### Activity A
In the IPC form instructions, rewrite the paragraph that begins "Before electronic transmission to HHSC" as a short list that keeps its main facts.
### Activity B
Translate this sentence from the IPC form instructions into Spanish: "The individual must sign unless there is an LAR, in which case the LAR's signature is required."
### Activity C
Print the IPC form instructions from "Service Planning Team Signatures" to "of the IPC.".

### Text segment
▼
Individual Name (Last, First, MI) — Enter the individual's last name, first name and middle initial.

CARE ID No. — Enter the individual's CARE system identification number.

IPC Begin Date — Enter the date the IPC began or will begin.

IPC End Date — Enter the date the IPC ends.

IPC Effective Date — Enter the effective date.

Service Coordinator Response — For certifications completed during enrollment or renewals

  • Individual/LAR was informed upon enrollment of the individual’s rights and responsibilities. — The SC checks this box only during an enrollment if the individual/LAR, upon enrollment, was informed of the individual’s rights and responsibilities.
  • Individual/LAR was informed upon enrollment of the process for filing a complaint and reporting allegation of abuse, neglect or exploitation. — The SC checks this box only during an enrollment if the individual/LAR, upon enrollment, was informed of the process for filing a complaint and reporting allegation of abuse, neglect or exploitation.
  • Individual/LAR has been informed upon enrollment and annually of the individual’s option to transfer to other program providers as chosen by the individual as often as desired. — The SC checks this box during enrollment and renewals if the individual/LAR was informed of the individual’s option to transfer to other program providers as chosen by the individual as often as desired.

Services Provided by Other Funding Sources

  • Type of Service — Enter a brief description of the type of service the individual is receiving or will receive. This would include any non-TxHmL waiver or CFC services that is provided to the individual.  
  • Name of Provider — Enter the name of the family member or agency providing the service.
  • Funding Source — Enter the name of the funding source for the service.

Service Planning Team Signatures

Signature  Before electronic transmission to HHSC, a person’s IPC must be signed and dated by the required service planning team members indicating agreement that TxHmL and CFC services for the person are not available through other resources, are necessary to prevent institutionalization, assure health and safety, and are based on outcomes on the person-directed plan.

  • LIDDA Service Coordinator — Signature of the SC who coordinated the development of the IPC.
  • Printed Name — Enter the printed name of the SC who signed the IPC.
  • Date — Enter the date the SC signed the IPC.
  • Signature – Individual/LAR — The individual must sign unless there is an LAR, in which case the LAR's signature is required. 
  • Date — Enter the date the individual/LAR signed the IPC.
▲
Dataset entries:
▼
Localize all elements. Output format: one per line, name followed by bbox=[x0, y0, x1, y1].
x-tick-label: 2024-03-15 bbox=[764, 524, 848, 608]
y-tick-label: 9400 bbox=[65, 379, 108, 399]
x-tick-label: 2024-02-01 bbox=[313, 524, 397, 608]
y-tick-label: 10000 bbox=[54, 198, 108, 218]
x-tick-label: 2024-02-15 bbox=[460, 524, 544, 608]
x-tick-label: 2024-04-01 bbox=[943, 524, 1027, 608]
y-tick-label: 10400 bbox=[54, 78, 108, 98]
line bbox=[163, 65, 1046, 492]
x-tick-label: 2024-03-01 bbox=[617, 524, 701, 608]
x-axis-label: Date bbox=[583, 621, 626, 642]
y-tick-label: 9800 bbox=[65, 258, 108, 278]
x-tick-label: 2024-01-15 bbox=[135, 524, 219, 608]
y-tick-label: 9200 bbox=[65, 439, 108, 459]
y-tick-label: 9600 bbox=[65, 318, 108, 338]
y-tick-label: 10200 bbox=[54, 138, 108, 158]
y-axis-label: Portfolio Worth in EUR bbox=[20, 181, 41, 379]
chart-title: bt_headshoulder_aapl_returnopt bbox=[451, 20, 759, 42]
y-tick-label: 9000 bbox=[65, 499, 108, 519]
▲
### Task result A
Before the IPC is sent electronically to HHSC:
- The required service planning team members must sign and date it.
- Their signatures show agreement that the person's TxHmL and CFC services:
  - are not available through other resources
  - are necessary to prevent institutionalization
  - assure health and safety
  - are based on outcomes on the person-directed plan

### Task result B
La persona debe firmar a menos que haya un LAR, en cuyo caso se requiere la firma del LAR.

### Task result C
Service Planning Team Signatures

Signature  Before electronic transmission to HHSC, a person’s IPC must be signed and dated by the required service planning team members indicating agreement that TxHmL and CFC services for the person are not available through other resources, are necessary to prevent institutionalization, assure health and safety, and are based on outcomes on the person-directed plan.

  • LIDDA Service Coordinator — Signature of the SC who coordinated the development of the IPC.